[begin SUPPLIED INFORMATION]

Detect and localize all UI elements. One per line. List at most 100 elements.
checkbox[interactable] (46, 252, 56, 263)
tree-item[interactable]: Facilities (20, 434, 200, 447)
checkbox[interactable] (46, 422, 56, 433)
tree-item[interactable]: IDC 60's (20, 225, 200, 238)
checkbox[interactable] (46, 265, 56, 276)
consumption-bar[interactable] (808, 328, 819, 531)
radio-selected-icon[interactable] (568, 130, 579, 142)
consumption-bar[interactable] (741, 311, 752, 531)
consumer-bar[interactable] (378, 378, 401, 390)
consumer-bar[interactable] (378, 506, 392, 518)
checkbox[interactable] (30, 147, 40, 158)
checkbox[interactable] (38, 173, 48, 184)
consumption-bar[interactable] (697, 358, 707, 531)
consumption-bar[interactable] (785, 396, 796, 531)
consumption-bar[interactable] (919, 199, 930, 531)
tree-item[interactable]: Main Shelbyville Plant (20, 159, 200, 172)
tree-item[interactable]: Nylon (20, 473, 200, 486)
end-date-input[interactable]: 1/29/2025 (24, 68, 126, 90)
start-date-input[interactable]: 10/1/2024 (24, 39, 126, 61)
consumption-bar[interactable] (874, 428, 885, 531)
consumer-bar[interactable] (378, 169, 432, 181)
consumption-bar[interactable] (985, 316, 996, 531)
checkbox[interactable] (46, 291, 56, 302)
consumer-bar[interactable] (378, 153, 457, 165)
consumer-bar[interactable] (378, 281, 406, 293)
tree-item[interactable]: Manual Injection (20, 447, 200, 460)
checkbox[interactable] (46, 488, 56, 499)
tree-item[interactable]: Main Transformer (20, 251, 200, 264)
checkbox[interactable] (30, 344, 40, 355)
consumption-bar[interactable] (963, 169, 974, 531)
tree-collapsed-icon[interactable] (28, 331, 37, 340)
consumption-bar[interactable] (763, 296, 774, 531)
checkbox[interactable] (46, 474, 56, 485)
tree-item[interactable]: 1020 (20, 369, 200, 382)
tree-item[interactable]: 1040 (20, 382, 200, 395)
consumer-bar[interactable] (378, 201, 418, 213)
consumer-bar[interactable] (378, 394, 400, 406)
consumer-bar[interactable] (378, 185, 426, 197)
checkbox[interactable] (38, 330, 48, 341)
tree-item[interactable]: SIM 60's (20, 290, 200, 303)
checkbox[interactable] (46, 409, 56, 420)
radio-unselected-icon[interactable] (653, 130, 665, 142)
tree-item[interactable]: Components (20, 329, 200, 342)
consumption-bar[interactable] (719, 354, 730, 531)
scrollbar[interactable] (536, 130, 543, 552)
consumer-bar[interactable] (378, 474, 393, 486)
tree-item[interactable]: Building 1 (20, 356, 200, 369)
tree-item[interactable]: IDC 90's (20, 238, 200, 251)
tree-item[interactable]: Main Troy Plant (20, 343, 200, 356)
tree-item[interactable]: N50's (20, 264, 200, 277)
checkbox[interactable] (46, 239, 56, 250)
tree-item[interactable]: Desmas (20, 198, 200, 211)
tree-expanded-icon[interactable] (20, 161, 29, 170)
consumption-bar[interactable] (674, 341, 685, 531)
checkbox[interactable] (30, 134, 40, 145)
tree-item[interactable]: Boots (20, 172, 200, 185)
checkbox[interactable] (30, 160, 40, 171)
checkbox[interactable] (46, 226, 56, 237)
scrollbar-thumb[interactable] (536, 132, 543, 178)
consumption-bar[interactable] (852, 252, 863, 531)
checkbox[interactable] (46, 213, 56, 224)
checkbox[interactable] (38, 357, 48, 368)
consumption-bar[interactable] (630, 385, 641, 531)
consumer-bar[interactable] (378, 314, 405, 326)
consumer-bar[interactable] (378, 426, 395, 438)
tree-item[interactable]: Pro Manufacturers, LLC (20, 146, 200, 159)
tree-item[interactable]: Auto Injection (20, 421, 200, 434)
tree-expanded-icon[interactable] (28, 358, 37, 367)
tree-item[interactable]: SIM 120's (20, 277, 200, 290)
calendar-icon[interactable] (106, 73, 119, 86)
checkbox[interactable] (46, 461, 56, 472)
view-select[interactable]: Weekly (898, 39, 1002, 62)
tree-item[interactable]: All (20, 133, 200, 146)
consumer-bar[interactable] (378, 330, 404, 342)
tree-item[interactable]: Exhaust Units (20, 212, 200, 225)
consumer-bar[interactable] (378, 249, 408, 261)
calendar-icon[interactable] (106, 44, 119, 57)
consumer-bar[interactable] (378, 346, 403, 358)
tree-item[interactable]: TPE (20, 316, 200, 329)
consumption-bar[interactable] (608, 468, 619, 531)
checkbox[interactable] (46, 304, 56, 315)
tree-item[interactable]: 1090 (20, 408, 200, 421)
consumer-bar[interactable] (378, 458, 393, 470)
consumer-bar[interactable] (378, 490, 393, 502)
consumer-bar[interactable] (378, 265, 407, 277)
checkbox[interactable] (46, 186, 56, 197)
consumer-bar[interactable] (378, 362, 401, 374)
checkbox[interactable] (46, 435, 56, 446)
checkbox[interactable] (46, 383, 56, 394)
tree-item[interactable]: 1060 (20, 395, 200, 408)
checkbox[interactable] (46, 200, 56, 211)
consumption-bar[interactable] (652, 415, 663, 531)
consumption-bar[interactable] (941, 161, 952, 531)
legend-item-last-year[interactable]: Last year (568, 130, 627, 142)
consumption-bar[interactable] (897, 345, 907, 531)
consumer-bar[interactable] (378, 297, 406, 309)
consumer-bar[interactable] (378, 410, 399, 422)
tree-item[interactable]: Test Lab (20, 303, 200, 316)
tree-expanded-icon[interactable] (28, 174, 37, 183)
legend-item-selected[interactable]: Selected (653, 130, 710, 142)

[end SUPPLIED INFORMATION]

TASK BRIEF => Return each line of the entries above word for word, in the same order, without adding or changing anything.

WORKED ANSWER =>
Detect and localize all UI elements. One per line. List at most 100 elements.
checkbox[interactable] (46, 252, 56, 263)
tree-item[interactable]: Facilities (20, 434, 200, 447)
checkbox[interactable] (46, 422, 56, 433)
tree-item[interactable]: IDC 60's (20, 225, 200, 238)
checkbox[interactable] (46, 265, 56, 276)
consumption-bar[interactable] (808, 328, 819, 531)
radio-selected-icon[interactable] (568, 130, 579, 142)
consumption-bar[interactable] (741, 311, 752, 531)
consumer-bar[interactable] (378, 378, 401, 390)
consumer-bar[interactable] (378, 506, 392, 518)
checkbox[interactable] (30, 147, 40, 158)
checkbox[interactable] (38, 173, 48, 184)
consumption-bar[interactable] (697, 358, 707, 531)
consumption-bar[interactable] (785, 396, 796, 531)
consumption-bar[interactable] (919, 199, 930, 531)
tree-item[interactable]: Main Shelbyville Plant (20, 159, 200, 172)
tree-item[interactable]: Nylon (20, 473, 200, 486)
end-date-input[interactable]: 1/29/2025 (24, 68, 126, 90)
start-date-input[interactable]: 10/1/2024 (24, 39, 126, 61)
consumption-bar[interactable] (874, 428, 885, 531)
consumer-bar[interactable] (378, 169, 432, 181)
consumption-bar[interactable] (985, 316, 996, 531)
checkbox[interactable] (46, 291, 56, 302)
consumer-bar[interactable] (378, 153, 457, 165)
consumer-bar[interactable] (378, 281, 406, 293)
tree-item[interactable]: Manual Injection (20, 447, 200, 460)
checkbox[interactable] (46, 488, 56, 499)
tree-item[interactable]: Main Transformer (20, 251, 200, 264)
checkbox[interactable] (30, 344, 40, 355)
consumption-bar[interactable] (963, 169, 974, 531)
tree-collapsed-icon[interactable] (28, 331, 37, 340)
consumption-bar[interactable] (763, 296, 774, 531)
checkbox[interactable] (46, 474, 56, 485)
tree-item[interactable]: 1020 (20, 369, 200, 382)
tree-item[interactable]: 1040 (20, 382, 200, 395)
consumer-bar[interactable] (378, 201, 418, 213)
consumer-bar[interactable] (378, 394, 400, 406)
consumer-bar[interactable] (378, 185, 426, 197)
checkbox[interactable] (38, 330, 48, 341)
tree-item[interactable]: SIM 60's (20, 290, 200, 303)
checkbox[interactable] (46, 409, 56, 420)
radio-unselected-icon[interactable] (653, 130, 665, 142)
tree-item[interactable]: Components (20, 329, 200, 342)
consumption-bar[interactable] (719, 354, 730, 531)
scrollbar[interactable] (536, 130, 543, 552)
consumer-bar[interactable] (378, 474, 393, 486)
tree-item[interactable]: Building 1 (20, 356, 200, 369)
tree-item[interactable]: IDC 90's (20, 238, 200, 251)
tree-item[interactable]: Main Troy Plant (20, 343, 200, 356)
tree-item[interactable]: N50's (20, 264, 200, 277)
checkbox[interactable] (46, 239, 56, 250)
tree-item[interactable]: Desmas (20, 198, 200, 211)
tree-expanded-icon[interactable] (20, 161, 29, 170)
consumption-bar[interactable] (674, 341, 685, 531)
checkbox[interactable] (30, 134, 40, 145)
tree-item[interactable]: Boots (20, 172, 200, 185)
checkbox[interactable] (30, 160, 40, 171)
checkbox[interactable] (46, 226, 56, 237)
scrollbar-thumb[interactable] (536, 132, 543, 178)
consumption-bar[interactable] (852, 252, 863, 531)
checkbox[interactable] (46, 213, 56, 224)
checkbox[interactable] (38, 357, 48, 368)
consumption-bar[interactable] (630, 385, 641, 531)
consumer-bar[interactable] (378, 314, 405, 326)
consumer-bar[interactable] (378, 426, 395, 438)
tree-item[interactable]: Pro Manufacturers, LLC (20, 146, 200, 159)
tree-item[interactable]: Auto Injection (20, 421, 200, 434)
tree-expanded-icon[interactable] (28, 358, 37, 367)
tree-item[interactable]: SIM 120's (20, 277, 200, 290)
calendar-icon[interactable] (106, 73, 119, 86)
checkbox[interactable] (46, 461, 56, 472)
view-select[interactable]: Weekly (898, 39, 1002, 62)
tree-item[interactable]: All (20, 133, 200, 146)
consumer-bar[interactable] (378, 330, 404, 342)
tree-item[interactable]: Exhaust Units (20, 212, 200, 225)
consumer-bar[interactable] (378, 249, 408, 261)
calendar-icon[interactable] (106, 44, 119, 57)
consumer-bar[interactable] (378, 346, 403, 358)
tree-item[interactable]: TPE (20, 316, 200, 329)
consumption-bar[interactable] (608, 468, 619, 531)
checkbox[interactable] (46, 304, 56, 315)
tree-item[interactable]: 1090 (20, 408, 200, 421)
consumer-bar[interactable] (378, 458, 393, 470)
consumer-bar[interactable] (378, 490, 393, 502)
consumer-bar[interactable] (378, 265, 407, 277)
checkbox[interactable] (46, 186, 56, 197)
consumer-bar[interactable] (378, 362, 401, 374)
checkbox[interactable] (46, 435, 56, 446)
checkbox[interactable] (46, 383, 56, 394)
tree-item[interactable]: 1060 (20, 395, 200, 408)
checkbox[interactable] (46, 200, 56, 211)
consumption-bar[interactable] (652, 415, 663, 531)
consumption-bar[interactable] (941, 161, 952, 531)
legend-item-last-year[interactable]: Last year (568, 130, 627, 142)
consumption-bar[interactable] (897, 345, 907, 531)
consumer-bar[interactable] (378, 297, 406, 309)
consumer-bar[interactable] (378, 410, 399, 422)
tree-item[interactable]: Test Lab (20, 303, 200, 316)
tree-expanded-icon[interactable] (28, 174, 37, 183)
legend-item-selected[interactable]: Selected (653, 130, 710, 142)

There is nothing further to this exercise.